**DATASET RECORDS**
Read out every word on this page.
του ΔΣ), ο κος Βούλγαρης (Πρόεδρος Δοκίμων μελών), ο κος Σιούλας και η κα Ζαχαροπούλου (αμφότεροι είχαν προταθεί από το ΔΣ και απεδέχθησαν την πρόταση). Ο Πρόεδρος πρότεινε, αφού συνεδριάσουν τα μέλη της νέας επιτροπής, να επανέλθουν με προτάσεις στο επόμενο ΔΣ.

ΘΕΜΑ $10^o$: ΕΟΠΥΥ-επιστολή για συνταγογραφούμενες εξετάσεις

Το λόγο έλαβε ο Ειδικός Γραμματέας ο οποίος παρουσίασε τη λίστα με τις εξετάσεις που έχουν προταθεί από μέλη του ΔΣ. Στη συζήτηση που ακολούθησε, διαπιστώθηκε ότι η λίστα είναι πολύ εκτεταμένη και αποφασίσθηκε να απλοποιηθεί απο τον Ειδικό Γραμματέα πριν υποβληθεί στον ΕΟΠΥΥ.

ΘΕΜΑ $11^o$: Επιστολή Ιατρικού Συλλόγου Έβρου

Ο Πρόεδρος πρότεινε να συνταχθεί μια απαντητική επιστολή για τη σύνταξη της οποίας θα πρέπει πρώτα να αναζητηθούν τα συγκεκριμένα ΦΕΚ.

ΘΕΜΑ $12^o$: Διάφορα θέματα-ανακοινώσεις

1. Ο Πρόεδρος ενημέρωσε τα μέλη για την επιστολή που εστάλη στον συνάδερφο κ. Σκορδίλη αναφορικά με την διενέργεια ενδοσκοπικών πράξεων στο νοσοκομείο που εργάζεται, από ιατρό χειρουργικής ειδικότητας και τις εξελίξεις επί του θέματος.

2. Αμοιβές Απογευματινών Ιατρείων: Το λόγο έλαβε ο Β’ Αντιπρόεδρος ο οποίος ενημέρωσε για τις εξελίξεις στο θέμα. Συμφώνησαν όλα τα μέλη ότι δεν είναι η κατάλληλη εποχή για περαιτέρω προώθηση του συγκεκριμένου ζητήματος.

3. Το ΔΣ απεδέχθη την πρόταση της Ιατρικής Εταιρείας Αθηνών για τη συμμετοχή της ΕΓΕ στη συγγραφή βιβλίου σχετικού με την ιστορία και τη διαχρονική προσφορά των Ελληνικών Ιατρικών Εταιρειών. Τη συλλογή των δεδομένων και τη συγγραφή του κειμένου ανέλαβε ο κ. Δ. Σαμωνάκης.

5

**YOUR TASK**
Gather up, from the records above, each line where the word "στον" appears.

**ANSWER FOR THE TASK**
Το λόγο έλαβε ο Ειδικός Γραμματέας ο οποίος παρουσίασε τη λίστα με τις εξετάσεις που έχουν προταθεί από μέλη του ΔΣ. Στη συζήτηση που ακολούθησε, διαπιστώθηκε ότι η λίστα είναι πολύ εκτεταμένη και αποφασίσθηκε να απλοποιηθεί απο τον Ειδικό Γραμματέα πριν υποβληθεί στον ΕΟΠΥΥ.
1. Ο Πρόεδρος ενημέρωσε τα μέλη για την επιστολή που εστάλη στον συνάδερφο κ. Σκορδίλη αναφορικά με την διενέργεια ενδοσκοπικών πράξεων στο νοσοκομείο που εργάζεται, από ιατρό χειρουργικής ειδικότητας και τις εξελίξεις επί του θέματος.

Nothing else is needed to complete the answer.